▸ **Request**: Copy every line from the material below that holds "document".

▸ **Records provided**:
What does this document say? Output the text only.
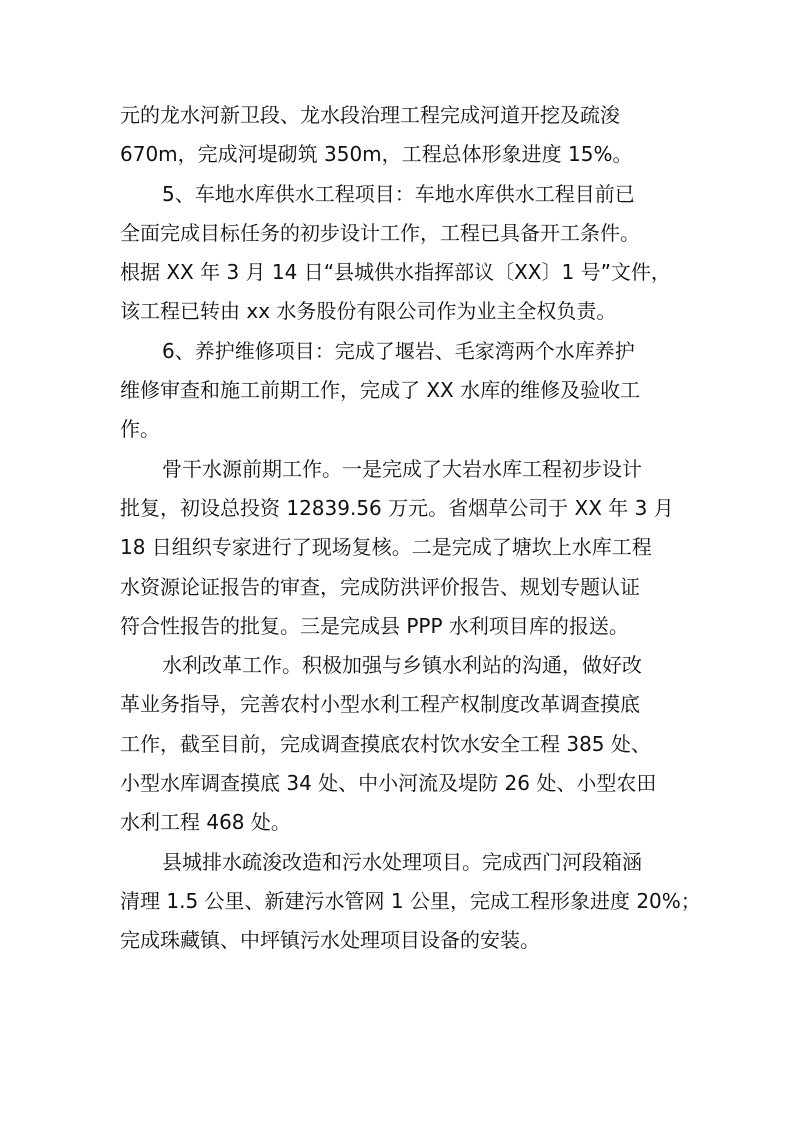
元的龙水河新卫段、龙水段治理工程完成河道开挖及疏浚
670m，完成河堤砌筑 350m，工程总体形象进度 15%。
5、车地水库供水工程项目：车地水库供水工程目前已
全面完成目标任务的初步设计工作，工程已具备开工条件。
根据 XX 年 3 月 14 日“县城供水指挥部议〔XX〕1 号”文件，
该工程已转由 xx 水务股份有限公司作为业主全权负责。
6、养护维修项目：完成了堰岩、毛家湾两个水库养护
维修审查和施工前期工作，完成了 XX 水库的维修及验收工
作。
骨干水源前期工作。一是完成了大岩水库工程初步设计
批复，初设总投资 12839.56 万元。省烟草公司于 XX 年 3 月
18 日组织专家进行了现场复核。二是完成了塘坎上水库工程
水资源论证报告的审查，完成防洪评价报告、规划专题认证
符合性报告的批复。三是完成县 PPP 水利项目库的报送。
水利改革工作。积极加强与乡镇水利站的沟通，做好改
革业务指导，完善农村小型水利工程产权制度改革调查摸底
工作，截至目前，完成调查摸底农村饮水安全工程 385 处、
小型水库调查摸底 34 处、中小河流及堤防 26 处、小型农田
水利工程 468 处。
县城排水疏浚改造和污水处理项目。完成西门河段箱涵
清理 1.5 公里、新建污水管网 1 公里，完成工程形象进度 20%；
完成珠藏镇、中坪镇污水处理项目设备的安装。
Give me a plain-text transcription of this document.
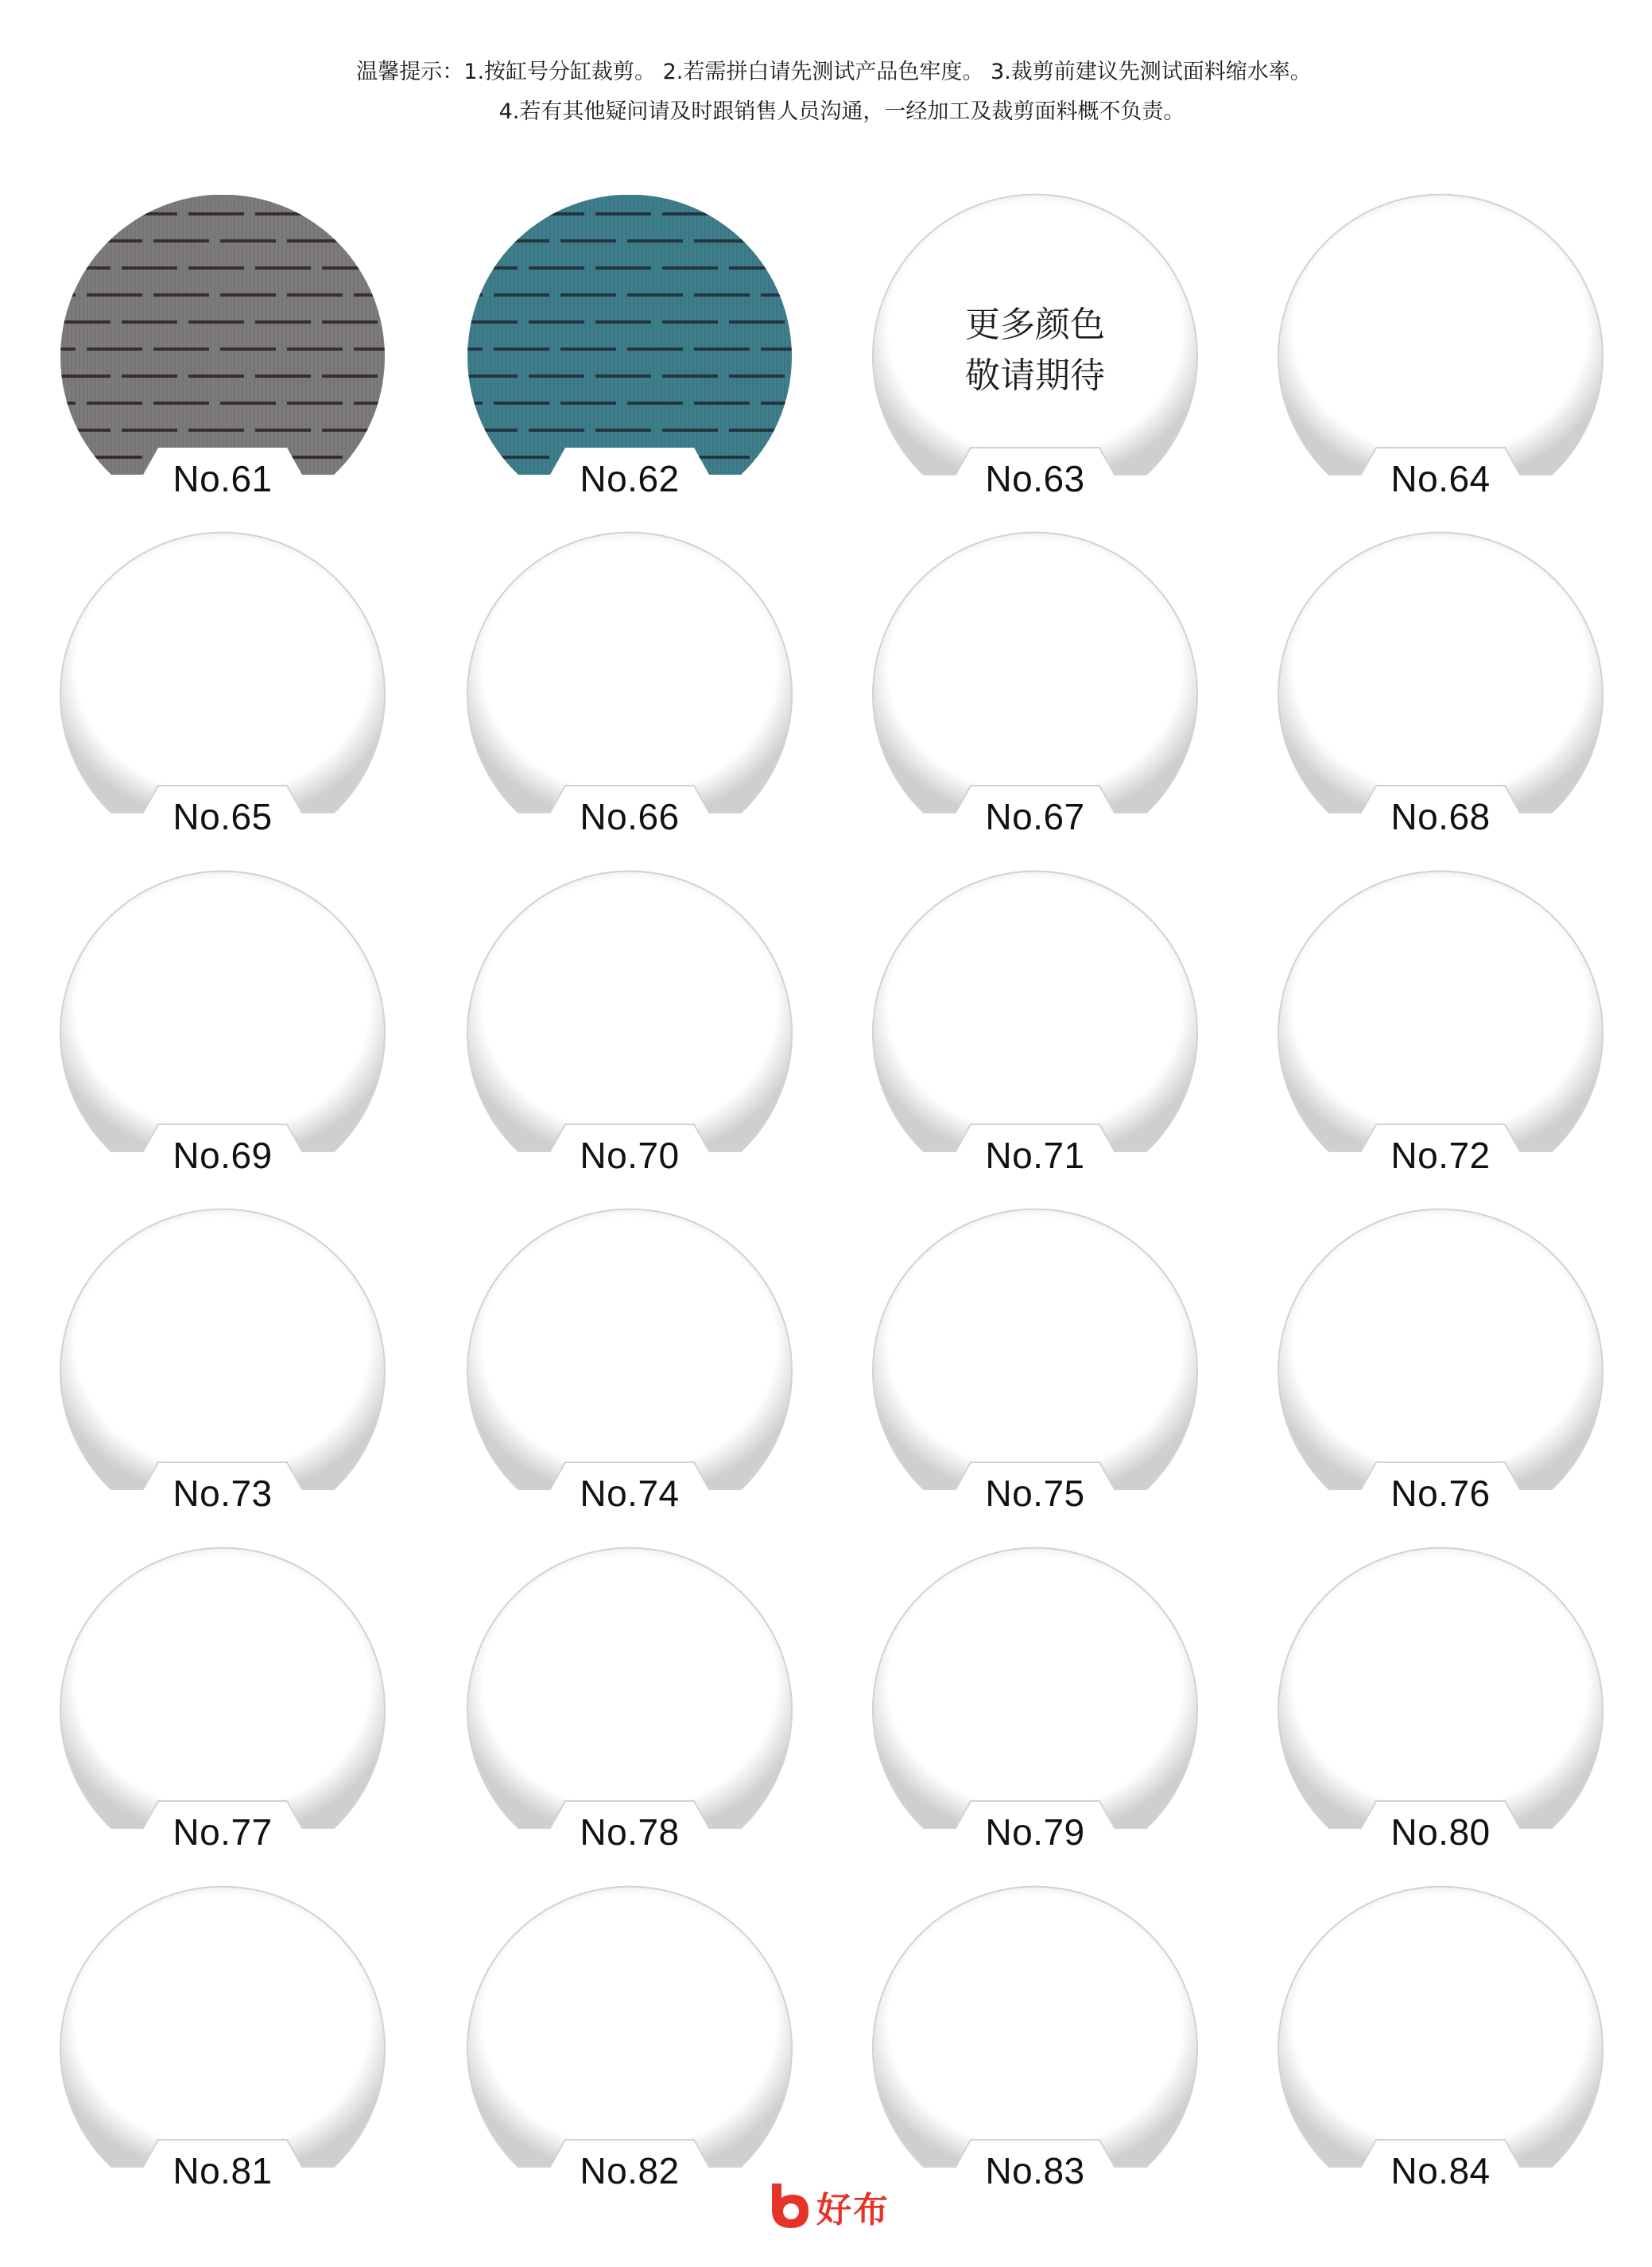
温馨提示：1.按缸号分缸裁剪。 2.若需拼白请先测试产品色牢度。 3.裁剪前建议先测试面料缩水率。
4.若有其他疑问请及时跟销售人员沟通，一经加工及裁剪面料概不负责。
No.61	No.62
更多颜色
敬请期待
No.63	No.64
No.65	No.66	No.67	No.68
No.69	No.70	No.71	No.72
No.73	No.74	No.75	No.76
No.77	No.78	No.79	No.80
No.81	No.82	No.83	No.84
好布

▸ **Response to the exercise**:
What does this document say? Output the text only.
Give me a plain-text transcription of this document.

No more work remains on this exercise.